-- DESCRIPTION OF THE TASK --
Check every line for the word "value" and state how many lines have it. Reply with the number alone.

-- RECORDS PROVIDED --

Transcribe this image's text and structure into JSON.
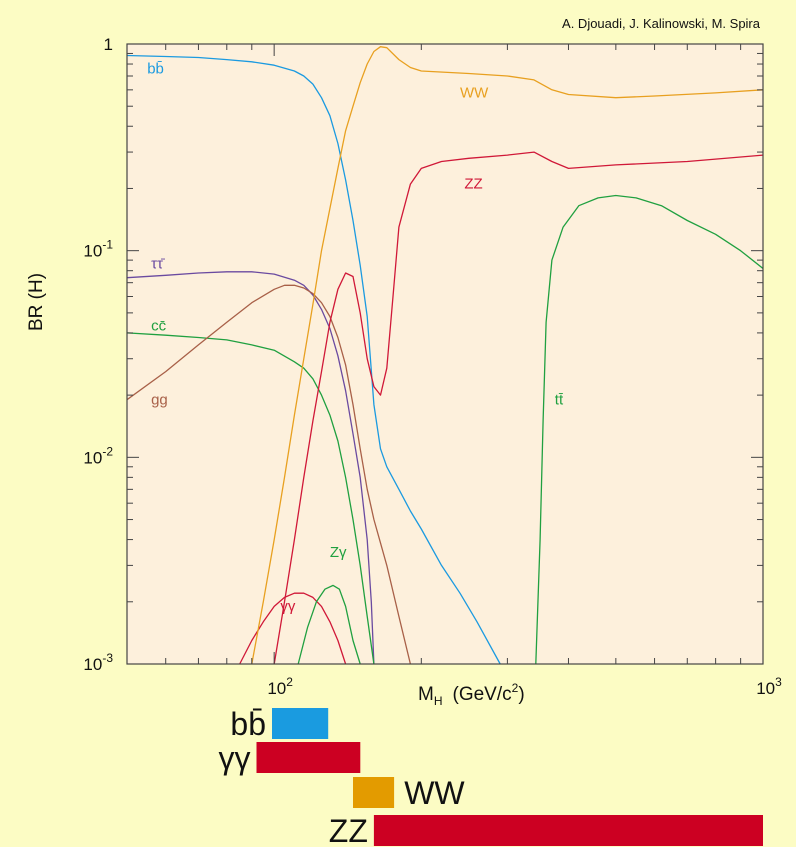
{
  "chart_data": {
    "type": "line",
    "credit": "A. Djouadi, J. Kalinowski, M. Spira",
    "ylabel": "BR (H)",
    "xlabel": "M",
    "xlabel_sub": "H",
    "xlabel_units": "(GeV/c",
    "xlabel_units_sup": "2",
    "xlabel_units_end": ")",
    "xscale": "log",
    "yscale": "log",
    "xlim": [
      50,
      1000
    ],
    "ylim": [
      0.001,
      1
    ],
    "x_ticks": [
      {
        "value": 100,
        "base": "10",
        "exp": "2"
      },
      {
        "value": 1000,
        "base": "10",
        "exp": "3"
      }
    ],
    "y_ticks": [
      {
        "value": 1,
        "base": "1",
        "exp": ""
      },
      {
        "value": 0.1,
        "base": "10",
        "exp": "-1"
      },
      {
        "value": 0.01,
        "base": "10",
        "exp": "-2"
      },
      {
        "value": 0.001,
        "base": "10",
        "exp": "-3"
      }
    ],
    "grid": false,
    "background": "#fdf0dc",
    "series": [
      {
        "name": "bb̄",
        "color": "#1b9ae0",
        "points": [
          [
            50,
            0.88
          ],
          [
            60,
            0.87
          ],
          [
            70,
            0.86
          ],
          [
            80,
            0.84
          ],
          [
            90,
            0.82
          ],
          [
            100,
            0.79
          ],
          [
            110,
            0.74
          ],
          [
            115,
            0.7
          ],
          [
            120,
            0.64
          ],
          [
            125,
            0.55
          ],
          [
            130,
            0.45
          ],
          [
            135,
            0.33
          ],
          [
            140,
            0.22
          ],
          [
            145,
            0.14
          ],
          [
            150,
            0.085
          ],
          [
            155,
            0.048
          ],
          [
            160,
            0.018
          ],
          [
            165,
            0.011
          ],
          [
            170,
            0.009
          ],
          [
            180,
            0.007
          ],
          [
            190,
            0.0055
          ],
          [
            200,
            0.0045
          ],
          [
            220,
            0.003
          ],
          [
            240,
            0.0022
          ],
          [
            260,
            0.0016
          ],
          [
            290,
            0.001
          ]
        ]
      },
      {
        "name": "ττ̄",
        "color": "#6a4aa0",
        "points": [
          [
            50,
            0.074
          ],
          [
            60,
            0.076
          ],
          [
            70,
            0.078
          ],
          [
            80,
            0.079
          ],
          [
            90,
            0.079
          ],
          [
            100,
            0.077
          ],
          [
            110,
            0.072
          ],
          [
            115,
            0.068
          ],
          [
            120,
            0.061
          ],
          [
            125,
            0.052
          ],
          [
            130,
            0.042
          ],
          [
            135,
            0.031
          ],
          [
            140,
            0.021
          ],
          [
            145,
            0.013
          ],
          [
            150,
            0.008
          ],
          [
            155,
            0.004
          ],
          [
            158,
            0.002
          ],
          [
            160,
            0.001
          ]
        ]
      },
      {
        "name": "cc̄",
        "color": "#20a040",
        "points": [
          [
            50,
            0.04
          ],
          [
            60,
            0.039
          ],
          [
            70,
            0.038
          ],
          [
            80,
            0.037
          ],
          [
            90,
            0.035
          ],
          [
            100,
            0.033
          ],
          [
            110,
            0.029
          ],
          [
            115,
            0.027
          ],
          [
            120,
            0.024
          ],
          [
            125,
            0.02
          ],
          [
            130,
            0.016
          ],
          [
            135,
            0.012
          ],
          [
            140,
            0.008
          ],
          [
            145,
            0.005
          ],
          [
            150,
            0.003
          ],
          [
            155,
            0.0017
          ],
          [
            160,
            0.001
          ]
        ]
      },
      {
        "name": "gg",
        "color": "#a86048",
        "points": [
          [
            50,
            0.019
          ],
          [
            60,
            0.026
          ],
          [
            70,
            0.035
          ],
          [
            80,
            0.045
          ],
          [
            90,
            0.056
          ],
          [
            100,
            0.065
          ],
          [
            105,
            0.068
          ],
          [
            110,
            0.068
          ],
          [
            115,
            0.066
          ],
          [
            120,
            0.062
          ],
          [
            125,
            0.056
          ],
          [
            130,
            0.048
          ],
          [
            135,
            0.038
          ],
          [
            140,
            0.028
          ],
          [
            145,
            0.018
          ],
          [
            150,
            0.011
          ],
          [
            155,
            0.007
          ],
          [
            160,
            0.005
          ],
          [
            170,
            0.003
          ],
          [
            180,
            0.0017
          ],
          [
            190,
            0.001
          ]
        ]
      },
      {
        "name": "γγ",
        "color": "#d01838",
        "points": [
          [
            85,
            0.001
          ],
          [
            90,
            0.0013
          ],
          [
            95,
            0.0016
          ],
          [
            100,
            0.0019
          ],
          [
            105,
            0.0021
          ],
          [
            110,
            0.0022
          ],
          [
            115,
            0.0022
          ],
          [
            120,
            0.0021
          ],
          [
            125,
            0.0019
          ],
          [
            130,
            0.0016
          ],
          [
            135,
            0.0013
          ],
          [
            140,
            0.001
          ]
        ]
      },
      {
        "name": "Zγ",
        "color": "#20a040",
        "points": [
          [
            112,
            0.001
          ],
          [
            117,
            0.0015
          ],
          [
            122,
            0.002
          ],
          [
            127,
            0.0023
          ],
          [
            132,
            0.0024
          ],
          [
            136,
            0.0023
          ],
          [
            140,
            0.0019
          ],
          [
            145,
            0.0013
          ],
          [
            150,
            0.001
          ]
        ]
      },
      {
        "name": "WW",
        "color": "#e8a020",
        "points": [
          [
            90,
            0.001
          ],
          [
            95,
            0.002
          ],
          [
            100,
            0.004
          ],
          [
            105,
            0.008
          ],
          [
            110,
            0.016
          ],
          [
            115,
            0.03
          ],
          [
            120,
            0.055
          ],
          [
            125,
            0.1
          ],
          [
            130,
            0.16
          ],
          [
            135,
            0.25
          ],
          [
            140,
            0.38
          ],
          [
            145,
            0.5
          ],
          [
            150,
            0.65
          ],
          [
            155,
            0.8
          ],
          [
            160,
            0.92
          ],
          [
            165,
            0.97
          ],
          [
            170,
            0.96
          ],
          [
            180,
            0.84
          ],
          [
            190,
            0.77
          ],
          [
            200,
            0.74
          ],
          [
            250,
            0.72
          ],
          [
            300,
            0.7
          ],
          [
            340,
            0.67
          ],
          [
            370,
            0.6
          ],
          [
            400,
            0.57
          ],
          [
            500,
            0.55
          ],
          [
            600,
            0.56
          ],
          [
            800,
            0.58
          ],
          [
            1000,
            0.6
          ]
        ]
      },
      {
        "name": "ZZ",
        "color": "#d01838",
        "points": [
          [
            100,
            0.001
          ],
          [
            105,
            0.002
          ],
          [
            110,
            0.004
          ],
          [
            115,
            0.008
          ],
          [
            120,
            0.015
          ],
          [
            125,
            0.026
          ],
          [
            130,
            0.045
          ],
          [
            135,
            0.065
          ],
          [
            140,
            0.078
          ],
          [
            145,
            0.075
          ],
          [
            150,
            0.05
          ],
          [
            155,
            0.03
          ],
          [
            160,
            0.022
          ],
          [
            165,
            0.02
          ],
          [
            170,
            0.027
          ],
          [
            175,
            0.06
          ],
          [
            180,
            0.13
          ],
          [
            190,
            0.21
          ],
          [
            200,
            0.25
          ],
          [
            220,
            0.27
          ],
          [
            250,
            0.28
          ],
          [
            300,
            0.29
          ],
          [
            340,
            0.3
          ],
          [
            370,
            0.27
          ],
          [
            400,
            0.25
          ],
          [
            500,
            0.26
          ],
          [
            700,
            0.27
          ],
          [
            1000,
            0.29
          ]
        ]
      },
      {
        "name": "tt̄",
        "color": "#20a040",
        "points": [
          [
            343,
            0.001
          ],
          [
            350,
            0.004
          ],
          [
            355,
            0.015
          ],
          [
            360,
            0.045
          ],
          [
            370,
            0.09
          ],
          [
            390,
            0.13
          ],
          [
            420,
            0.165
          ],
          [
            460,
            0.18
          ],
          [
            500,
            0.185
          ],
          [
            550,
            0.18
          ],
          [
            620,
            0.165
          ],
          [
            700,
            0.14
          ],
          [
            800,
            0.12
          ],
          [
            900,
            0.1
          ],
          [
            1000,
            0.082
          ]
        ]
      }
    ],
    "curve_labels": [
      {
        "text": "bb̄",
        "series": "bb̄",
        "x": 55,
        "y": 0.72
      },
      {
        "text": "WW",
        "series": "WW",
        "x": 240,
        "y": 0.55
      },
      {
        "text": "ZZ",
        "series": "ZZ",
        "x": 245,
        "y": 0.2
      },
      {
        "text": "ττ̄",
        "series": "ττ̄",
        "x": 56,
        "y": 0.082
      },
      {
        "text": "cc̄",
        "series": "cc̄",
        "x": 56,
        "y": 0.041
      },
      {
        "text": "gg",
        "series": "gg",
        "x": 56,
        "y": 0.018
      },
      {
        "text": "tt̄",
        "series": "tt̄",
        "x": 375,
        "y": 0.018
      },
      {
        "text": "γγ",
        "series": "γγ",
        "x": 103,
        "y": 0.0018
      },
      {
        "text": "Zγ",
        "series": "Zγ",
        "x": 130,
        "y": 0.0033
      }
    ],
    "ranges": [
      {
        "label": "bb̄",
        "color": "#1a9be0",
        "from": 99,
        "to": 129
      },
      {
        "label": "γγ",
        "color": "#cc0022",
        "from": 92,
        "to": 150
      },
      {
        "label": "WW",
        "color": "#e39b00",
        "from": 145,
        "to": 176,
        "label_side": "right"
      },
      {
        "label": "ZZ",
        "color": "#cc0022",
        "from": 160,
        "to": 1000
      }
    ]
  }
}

-- TASK ANSWER --
6